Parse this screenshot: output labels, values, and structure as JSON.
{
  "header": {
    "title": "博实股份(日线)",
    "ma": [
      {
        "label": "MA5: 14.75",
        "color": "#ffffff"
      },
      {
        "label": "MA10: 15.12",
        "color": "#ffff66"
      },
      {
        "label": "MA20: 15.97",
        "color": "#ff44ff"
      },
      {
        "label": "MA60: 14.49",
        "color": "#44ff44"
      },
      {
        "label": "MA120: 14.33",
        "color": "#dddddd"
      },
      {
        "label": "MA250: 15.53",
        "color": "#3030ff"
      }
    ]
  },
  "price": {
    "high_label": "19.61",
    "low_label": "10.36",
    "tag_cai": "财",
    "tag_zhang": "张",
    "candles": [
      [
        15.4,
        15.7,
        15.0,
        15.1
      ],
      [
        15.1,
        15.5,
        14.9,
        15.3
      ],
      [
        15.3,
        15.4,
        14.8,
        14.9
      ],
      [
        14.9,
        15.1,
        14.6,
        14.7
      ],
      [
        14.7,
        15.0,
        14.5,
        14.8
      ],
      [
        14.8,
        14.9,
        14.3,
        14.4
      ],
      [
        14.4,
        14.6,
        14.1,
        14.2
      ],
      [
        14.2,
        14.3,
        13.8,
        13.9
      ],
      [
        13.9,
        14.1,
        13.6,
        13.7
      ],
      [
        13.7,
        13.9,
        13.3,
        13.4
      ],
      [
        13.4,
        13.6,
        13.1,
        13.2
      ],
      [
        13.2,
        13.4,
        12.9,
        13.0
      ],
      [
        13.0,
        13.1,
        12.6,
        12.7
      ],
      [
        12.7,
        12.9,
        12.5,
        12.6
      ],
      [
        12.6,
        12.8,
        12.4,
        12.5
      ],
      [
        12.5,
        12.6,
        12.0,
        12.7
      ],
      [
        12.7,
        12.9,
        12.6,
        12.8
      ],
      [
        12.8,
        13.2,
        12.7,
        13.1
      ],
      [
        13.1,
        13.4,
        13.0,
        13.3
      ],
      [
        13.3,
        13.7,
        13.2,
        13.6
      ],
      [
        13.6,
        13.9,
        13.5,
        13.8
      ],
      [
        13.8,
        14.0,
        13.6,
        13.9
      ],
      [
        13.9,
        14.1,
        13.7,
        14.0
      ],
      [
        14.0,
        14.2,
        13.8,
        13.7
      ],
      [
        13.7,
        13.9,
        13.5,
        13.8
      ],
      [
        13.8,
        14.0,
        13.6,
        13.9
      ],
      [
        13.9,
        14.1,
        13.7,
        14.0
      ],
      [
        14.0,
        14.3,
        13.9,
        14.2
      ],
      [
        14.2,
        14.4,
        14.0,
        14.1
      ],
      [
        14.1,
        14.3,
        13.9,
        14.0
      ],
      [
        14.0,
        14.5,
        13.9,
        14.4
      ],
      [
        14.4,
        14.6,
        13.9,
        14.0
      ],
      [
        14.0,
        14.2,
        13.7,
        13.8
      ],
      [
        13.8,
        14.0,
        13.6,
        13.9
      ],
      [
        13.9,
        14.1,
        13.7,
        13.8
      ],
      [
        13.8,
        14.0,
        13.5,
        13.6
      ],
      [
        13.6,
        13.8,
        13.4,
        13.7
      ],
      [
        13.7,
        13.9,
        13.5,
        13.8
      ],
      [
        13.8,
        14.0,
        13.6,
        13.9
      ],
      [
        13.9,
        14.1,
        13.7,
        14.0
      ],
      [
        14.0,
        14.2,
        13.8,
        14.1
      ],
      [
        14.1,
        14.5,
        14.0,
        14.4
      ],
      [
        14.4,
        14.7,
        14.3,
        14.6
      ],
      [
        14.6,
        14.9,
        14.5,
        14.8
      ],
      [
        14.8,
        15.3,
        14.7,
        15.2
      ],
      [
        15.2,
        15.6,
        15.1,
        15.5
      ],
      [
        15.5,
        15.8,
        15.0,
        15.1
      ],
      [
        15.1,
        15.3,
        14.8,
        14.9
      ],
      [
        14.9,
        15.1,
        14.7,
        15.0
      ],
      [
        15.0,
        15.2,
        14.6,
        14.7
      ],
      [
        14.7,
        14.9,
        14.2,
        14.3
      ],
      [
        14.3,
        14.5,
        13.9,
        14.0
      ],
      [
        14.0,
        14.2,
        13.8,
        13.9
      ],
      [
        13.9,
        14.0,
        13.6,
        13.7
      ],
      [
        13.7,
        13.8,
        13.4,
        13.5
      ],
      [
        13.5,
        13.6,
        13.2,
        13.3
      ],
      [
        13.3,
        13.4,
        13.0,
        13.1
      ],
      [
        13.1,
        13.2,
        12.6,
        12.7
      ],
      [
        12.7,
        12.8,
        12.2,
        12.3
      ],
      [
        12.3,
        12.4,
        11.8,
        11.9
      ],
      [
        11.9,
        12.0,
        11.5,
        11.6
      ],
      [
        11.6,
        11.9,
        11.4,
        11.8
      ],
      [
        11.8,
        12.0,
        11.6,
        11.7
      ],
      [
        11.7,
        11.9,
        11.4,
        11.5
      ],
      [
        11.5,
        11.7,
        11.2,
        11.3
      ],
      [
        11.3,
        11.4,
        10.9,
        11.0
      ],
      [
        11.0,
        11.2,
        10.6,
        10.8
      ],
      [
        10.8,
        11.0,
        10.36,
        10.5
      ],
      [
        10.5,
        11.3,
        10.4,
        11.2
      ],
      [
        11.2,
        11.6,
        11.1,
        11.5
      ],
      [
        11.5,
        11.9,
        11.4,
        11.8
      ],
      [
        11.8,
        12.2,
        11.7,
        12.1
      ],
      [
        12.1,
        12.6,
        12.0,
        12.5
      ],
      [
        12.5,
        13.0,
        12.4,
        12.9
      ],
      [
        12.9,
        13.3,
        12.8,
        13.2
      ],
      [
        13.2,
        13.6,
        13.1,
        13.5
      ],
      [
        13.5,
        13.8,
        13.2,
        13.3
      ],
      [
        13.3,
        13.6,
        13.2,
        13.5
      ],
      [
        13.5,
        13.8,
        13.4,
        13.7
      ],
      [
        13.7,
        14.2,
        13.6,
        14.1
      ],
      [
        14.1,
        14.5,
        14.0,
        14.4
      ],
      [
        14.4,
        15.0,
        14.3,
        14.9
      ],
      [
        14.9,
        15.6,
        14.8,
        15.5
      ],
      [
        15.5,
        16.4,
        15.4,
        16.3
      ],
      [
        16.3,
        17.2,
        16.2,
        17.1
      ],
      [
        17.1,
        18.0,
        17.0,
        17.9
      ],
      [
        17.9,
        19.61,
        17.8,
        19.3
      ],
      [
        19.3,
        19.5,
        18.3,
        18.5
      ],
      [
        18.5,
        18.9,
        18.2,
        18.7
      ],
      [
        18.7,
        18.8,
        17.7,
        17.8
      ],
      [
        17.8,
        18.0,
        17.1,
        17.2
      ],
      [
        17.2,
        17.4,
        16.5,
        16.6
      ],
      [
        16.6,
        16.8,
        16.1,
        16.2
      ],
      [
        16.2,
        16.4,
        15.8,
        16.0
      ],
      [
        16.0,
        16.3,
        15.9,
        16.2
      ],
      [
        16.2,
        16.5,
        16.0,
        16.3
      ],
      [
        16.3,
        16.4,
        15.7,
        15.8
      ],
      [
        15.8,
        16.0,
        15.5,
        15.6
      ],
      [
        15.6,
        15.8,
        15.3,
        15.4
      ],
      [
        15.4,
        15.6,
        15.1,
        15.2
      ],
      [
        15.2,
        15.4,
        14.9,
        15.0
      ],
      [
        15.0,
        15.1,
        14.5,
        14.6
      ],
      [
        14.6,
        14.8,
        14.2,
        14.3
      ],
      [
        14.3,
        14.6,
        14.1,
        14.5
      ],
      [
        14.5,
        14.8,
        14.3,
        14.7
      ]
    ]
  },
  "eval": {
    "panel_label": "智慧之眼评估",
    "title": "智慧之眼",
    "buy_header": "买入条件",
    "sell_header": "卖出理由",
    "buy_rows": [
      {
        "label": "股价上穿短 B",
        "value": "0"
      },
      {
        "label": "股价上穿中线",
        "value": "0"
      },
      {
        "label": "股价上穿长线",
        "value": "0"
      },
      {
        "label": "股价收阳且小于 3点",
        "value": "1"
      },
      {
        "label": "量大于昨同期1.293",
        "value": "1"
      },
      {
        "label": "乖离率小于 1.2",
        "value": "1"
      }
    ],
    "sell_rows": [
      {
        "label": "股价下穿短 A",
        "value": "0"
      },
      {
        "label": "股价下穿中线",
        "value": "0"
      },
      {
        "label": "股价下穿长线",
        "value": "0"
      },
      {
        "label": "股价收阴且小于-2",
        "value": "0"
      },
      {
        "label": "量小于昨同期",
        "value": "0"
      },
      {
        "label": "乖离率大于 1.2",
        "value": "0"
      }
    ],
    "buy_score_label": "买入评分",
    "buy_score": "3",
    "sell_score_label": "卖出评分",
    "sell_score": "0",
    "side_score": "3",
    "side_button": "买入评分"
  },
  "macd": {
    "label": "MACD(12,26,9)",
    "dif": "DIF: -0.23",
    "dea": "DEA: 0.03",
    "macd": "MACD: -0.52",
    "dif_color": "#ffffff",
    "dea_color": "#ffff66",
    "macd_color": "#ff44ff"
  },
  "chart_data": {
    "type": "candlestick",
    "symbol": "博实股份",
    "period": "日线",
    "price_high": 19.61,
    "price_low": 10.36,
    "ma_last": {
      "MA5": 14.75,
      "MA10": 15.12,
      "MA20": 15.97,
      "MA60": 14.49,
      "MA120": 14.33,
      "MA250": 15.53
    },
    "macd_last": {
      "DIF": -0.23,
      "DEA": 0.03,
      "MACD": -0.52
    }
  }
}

..........

* [JOB]: Collect every line with the string "买入评分" from the records, and copy each.

* [RESPONSE TO THE EXERCISE]:
    "buy_score_label": "买入评分",
    "side_button": "买入评分"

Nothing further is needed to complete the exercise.